--- begin Records for this exercise ---
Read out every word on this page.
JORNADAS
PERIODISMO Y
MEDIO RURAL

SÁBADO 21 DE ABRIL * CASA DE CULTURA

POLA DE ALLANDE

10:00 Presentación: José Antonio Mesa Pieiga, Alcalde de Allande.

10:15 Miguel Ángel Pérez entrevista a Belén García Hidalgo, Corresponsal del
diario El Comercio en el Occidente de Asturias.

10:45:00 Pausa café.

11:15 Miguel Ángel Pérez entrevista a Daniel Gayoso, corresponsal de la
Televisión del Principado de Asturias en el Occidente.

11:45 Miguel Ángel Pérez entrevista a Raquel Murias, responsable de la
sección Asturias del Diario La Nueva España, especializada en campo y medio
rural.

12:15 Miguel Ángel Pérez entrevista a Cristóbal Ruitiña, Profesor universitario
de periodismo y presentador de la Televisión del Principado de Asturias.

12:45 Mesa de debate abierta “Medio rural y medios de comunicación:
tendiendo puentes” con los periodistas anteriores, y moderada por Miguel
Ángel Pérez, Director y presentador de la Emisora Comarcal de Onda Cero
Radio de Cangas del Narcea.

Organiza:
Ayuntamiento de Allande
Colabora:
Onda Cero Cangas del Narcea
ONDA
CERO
--- end Records for this exercise ---
--- begin Records for this exercise ---
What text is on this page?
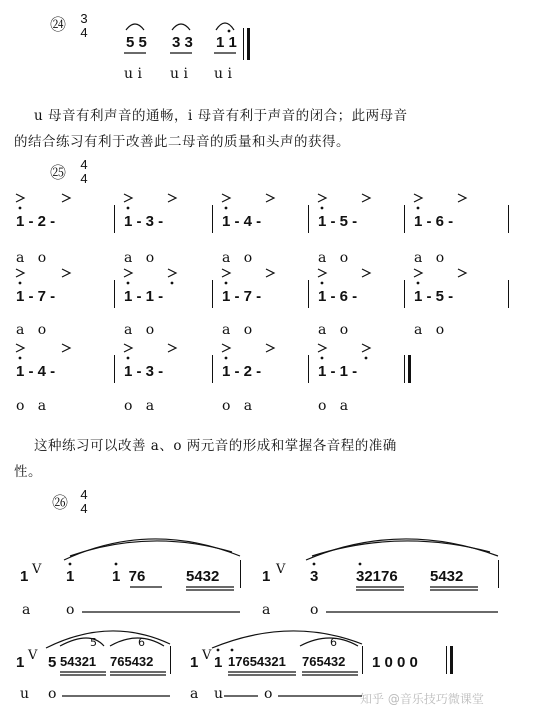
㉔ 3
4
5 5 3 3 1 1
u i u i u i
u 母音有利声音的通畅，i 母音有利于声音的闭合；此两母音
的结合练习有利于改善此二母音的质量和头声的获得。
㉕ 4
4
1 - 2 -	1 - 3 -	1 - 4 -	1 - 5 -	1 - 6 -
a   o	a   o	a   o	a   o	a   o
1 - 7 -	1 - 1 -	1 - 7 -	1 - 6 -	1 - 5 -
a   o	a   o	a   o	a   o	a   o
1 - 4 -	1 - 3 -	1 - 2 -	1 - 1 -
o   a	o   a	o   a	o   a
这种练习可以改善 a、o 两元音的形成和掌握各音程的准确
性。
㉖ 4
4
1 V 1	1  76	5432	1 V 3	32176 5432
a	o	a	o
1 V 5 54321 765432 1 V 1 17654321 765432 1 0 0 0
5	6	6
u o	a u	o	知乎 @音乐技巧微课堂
--- end Records for this exercise ---
[Directions for this task]: Copy out all lines that carry the word "entrevista".

[Right answer]:
10:15 Miguel Ángel Pérez entrevista a Belén García Hidalgo, Corresponsal del
11:15 Miguel Ángel Pérez entrevista a Daniel Gayoso, corresponsal de la
11:45 Miguel Ángel Pérez entrevista a Raquel Murias, responsable de la
12:15 Miguel Ángel Pérez entrevista a Cristóbal Ruitiña, Profesor universitario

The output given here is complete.